BRIEF: Gather every line that includes the word "拿人头就是k么", please.

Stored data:
------------

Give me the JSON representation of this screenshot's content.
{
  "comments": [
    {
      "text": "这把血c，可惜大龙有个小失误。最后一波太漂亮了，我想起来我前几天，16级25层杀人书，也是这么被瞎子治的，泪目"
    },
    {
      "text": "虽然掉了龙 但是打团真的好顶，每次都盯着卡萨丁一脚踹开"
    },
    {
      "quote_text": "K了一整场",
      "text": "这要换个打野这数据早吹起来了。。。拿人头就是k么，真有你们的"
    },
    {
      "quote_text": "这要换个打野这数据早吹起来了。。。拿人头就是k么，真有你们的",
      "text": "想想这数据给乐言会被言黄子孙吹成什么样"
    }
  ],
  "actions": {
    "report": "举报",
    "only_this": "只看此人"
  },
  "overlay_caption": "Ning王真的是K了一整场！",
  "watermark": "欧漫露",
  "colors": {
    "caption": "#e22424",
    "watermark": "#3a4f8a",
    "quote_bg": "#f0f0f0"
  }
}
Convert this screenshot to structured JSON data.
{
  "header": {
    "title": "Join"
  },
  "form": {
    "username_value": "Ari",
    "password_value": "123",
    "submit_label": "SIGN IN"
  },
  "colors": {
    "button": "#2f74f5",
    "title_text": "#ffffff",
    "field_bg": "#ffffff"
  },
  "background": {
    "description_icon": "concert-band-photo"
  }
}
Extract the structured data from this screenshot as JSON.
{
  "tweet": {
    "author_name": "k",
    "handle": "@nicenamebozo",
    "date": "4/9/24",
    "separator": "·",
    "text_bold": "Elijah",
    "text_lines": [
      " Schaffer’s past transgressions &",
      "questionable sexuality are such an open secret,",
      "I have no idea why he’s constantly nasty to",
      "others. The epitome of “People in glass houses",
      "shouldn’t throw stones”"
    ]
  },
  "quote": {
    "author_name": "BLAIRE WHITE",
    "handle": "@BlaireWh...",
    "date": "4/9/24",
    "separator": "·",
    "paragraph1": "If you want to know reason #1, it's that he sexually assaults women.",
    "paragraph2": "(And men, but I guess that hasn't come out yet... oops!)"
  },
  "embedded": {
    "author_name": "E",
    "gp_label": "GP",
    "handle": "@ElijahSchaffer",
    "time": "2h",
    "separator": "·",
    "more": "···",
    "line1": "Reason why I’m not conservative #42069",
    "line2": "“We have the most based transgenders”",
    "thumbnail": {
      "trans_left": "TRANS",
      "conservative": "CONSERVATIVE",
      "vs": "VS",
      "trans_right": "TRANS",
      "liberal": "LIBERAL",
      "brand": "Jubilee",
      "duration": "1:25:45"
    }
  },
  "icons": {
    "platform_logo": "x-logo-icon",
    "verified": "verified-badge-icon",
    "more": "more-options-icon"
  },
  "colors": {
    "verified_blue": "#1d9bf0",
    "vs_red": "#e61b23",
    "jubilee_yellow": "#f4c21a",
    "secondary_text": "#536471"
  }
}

------------

COMPLETED EXERCISE:
      "text": "这要换个打野这数据早吹起来了。。。拿人头就是k么，真有你们的"
      "quote_text": "这要换个打野这数据早吹起来了。。。拿人头就是k么，真有你们的",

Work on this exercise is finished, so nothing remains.